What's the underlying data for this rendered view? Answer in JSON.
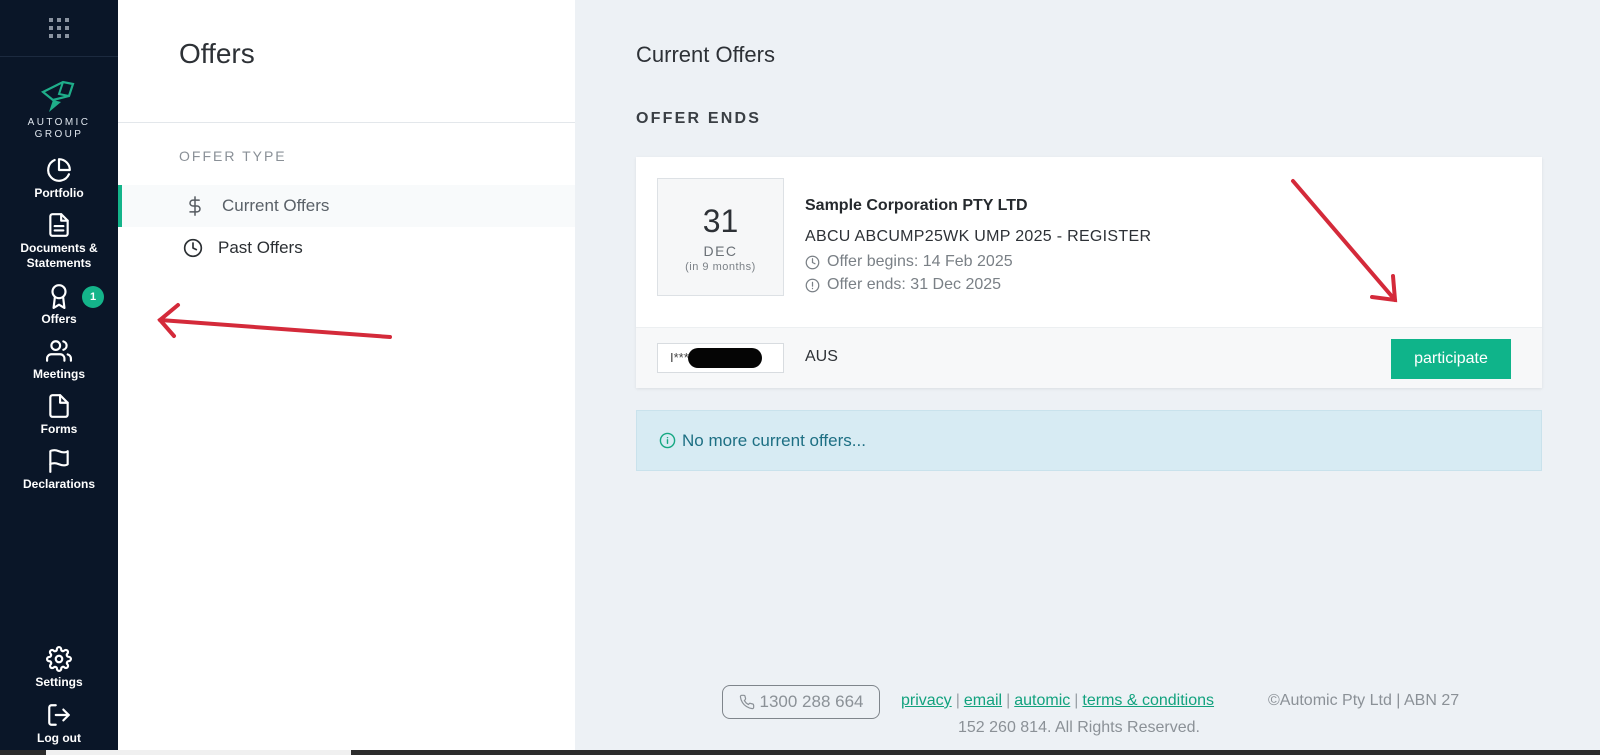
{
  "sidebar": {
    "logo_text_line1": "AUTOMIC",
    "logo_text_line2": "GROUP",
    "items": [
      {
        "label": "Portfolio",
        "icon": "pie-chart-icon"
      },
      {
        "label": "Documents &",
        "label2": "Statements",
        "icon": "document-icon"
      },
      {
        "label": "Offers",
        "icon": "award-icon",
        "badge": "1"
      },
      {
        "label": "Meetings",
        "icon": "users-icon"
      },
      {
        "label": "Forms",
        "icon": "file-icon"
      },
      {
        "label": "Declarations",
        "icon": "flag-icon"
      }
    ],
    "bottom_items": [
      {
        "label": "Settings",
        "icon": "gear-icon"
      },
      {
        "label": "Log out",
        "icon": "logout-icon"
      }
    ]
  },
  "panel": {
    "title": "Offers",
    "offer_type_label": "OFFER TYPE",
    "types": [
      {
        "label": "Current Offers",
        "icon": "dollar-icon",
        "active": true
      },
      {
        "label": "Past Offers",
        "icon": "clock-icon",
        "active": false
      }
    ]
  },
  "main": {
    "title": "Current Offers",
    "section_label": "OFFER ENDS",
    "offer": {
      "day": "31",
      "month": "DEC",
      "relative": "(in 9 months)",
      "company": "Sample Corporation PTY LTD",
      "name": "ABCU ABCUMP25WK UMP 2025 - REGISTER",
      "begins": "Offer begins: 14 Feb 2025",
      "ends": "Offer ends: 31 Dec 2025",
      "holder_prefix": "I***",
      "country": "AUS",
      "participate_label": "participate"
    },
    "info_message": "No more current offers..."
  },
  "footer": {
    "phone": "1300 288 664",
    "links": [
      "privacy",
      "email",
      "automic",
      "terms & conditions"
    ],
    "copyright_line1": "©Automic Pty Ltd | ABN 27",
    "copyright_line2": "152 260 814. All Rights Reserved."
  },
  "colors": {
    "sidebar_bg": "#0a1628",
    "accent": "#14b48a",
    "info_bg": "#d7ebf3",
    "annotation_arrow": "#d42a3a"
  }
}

---

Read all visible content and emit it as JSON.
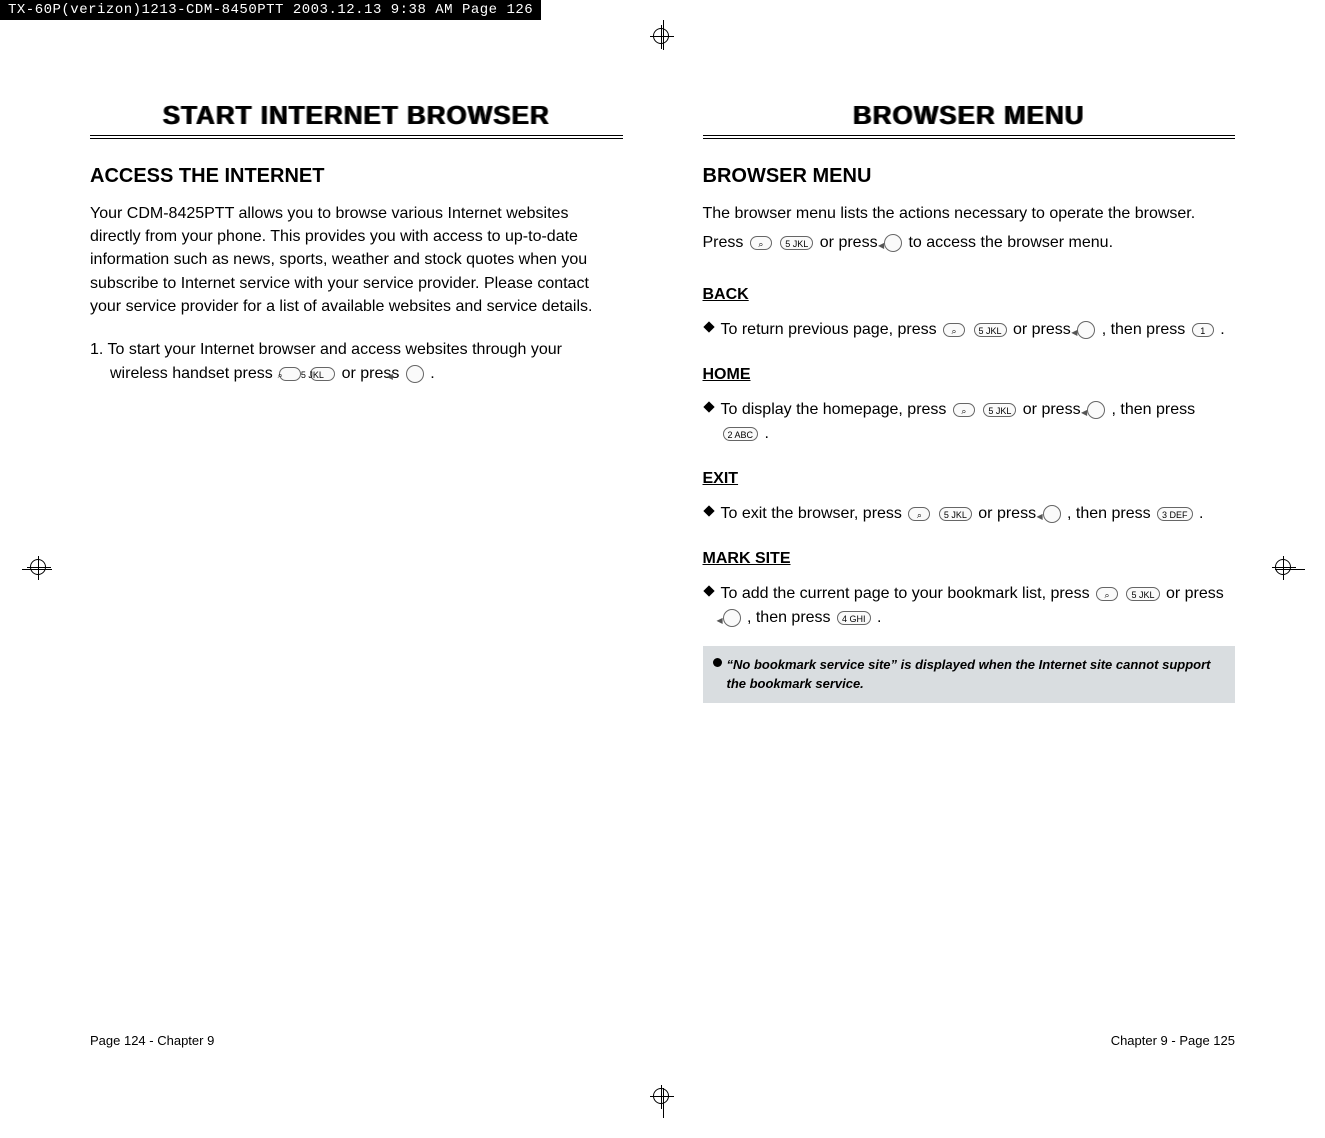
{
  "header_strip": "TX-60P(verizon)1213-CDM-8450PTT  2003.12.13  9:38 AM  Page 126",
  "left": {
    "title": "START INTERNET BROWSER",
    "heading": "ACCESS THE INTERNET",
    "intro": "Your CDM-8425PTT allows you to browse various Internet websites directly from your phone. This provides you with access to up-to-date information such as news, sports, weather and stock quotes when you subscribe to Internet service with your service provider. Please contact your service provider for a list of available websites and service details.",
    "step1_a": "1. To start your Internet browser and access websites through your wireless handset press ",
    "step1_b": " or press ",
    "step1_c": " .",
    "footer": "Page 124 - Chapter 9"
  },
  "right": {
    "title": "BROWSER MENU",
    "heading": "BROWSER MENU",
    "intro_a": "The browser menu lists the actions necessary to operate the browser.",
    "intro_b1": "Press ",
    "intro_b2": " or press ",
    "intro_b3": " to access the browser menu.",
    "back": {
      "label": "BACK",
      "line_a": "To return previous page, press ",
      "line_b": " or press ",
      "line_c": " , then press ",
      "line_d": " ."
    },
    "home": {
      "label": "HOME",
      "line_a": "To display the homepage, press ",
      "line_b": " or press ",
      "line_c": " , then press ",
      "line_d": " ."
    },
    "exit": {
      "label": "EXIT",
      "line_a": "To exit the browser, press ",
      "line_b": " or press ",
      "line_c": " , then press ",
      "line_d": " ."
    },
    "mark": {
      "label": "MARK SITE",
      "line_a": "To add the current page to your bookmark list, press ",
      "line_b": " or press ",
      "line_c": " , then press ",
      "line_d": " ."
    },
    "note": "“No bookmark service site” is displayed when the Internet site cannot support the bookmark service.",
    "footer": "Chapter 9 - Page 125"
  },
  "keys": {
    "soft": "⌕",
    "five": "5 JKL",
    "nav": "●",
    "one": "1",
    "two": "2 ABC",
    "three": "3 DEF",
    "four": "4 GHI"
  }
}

---

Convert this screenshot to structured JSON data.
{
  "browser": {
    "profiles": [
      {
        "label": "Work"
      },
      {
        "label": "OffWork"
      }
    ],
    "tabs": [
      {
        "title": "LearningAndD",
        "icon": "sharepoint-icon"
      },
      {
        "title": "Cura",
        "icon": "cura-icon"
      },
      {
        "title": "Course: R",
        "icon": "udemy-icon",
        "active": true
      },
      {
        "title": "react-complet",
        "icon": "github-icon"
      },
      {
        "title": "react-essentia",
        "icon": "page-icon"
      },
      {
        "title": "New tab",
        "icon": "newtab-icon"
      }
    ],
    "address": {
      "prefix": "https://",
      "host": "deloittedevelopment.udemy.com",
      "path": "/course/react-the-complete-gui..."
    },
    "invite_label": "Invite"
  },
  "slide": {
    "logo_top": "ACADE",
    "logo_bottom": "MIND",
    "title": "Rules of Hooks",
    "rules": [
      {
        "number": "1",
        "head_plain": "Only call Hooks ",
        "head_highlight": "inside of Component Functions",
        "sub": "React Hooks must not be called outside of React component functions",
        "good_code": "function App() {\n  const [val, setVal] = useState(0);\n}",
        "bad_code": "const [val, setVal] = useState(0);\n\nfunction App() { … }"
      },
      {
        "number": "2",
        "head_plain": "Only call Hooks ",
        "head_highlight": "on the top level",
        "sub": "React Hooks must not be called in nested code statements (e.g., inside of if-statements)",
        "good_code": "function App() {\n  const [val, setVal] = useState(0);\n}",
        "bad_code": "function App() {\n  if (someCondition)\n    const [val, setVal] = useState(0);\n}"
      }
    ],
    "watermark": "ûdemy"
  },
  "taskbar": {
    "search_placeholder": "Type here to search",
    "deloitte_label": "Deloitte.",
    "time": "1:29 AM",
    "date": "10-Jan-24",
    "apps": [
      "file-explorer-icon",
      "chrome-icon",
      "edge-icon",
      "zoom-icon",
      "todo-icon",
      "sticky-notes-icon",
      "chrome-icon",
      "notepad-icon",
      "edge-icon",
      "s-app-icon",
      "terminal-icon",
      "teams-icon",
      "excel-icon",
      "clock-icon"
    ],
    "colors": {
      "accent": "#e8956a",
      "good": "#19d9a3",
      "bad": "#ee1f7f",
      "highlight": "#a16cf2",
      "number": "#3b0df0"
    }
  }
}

---

Task to carry out: Within the listing above, copy each line that has the string "footer".

Result below:
  "footer": {
    "footer": "Page 124 - Chapter 9"
    "footer": "Chapter 9 - Page 125"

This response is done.